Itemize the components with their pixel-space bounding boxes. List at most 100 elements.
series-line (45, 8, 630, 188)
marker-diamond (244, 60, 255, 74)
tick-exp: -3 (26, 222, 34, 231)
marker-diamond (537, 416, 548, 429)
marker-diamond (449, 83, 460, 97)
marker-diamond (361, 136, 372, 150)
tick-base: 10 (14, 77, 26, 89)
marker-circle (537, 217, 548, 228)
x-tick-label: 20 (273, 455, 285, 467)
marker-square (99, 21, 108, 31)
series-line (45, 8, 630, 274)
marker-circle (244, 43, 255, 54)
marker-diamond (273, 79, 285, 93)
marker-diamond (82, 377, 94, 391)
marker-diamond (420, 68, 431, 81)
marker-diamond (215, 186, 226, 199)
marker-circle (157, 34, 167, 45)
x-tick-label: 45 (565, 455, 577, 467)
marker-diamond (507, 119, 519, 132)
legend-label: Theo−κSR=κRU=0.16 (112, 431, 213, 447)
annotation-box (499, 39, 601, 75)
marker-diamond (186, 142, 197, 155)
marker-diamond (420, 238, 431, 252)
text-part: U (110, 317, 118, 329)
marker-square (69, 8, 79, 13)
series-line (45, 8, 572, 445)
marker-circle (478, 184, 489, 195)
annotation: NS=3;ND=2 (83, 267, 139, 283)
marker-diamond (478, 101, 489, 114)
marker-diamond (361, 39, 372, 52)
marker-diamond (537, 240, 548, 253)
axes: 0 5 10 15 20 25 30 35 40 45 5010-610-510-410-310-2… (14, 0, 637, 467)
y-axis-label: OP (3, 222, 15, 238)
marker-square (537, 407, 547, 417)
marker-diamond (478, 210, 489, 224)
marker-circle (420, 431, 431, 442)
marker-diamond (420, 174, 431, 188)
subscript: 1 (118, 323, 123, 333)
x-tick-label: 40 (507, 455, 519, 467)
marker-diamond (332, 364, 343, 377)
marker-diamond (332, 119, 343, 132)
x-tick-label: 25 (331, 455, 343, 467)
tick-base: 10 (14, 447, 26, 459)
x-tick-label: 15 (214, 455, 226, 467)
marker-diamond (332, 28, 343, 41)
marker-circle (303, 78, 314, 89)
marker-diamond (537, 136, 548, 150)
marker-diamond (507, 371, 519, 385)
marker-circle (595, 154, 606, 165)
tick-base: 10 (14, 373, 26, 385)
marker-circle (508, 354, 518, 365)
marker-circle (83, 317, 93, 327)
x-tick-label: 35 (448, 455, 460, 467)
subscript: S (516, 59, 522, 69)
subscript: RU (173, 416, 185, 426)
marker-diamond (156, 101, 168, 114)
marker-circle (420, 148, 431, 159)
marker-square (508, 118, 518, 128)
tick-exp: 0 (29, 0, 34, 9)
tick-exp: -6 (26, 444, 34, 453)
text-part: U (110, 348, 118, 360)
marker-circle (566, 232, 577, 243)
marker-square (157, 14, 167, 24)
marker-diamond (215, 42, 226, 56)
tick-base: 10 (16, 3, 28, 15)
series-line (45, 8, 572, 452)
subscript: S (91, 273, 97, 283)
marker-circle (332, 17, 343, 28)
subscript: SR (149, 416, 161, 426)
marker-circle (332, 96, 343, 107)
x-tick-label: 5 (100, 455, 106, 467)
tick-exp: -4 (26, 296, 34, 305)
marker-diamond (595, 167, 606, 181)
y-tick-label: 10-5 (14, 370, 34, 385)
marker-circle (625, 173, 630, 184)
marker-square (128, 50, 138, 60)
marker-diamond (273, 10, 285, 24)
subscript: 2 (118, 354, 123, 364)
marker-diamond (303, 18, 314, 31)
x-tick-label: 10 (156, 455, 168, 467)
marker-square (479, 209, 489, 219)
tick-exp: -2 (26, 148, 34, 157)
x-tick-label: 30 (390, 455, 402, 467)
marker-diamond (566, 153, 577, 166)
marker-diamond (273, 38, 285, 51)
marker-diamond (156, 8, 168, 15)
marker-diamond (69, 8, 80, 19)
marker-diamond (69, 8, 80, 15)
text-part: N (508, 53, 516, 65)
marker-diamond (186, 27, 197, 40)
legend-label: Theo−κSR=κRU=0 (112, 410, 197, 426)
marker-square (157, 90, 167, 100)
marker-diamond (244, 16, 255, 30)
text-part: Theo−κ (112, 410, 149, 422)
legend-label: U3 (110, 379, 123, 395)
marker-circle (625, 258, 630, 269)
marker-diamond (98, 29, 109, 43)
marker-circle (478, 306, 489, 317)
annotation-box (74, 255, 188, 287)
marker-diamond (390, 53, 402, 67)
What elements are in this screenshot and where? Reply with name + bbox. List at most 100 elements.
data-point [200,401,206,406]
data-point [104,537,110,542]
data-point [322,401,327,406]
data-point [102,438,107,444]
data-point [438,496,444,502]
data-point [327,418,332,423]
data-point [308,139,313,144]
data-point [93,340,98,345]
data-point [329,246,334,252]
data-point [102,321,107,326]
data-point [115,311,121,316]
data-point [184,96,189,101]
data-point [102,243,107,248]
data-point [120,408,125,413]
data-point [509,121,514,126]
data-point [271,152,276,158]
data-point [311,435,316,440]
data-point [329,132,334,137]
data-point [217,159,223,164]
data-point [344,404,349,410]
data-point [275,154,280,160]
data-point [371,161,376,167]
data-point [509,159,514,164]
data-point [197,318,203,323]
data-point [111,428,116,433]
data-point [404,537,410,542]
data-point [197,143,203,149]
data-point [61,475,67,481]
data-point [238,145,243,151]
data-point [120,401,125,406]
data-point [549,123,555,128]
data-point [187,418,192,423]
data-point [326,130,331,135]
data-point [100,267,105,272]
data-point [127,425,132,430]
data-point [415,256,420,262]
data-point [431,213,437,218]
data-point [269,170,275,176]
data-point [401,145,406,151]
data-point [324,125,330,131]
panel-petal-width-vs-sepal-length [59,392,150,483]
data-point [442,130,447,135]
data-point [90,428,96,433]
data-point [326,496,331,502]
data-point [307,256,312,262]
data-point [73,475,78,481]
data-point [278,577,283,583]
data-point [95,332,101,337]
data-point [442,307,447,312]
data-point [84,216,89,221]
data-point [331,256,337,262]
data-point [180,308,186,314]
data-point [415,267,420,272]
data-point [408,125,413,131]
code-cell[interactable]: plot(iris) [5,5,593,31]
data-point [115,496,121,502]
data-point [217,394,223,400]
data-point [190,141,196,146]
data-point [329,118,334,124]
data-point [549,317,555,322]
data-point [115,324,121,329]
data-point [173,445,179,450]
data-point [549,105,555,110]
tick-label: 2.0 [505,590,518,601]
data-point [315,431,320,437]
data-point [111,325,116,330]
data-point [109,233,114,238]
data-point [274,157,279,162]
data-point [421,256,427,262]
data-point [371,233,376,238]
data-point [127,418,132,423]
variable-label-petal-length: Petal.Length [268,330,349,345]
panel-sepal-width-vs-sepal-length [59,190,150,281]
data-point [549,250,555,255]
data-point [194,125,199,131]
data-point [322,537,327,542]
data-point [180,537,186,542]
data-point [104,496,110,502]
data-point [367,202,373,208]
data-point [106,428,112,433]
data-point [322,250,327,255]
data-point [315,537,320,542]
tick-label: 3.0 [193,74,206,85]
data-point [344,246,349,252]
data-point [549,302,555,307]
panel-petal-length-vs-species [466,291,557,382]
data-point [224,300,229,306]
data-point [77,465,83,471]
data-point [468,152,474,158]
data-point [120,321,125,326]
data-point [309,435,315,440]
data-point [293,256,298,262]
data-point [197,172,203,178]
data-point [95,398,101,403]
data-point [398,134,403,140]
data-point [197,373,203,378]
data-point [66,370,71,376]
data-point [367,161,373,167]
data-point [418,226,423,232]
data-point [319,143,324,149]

> Written problem:
Format the lines of the records as a JSON list of strings, one string per line, starting at the first line of the records and ending at the line containing "marker-square (99, 21, 108, 31)". Leave out blank lines.

> Solution to this task:
[
  "Itemize the components with their pixel-space bounding boxes. List at most 100 elements.",
  "series-line (45, 8, 630, 188)",
  "marker-diamond (244, 60, 255, 74)",
  "tick-exp: -3 (26, 222, 34, 231)",
  "marker-diamond (537, 416, 548, 429)",
  "marker-diamond (449, 83, 460, 97)",
  "marker-diamond (361, 136, 372, 150)",
  "tick-base: 10 (14, 77, 26, 89)",
  "marker-circle (537, 217, 548, 228)",
  "x-tick-label: 20 (273, 455, 285, 467)",
  "marker-square (99, 21, 108, 31)"
]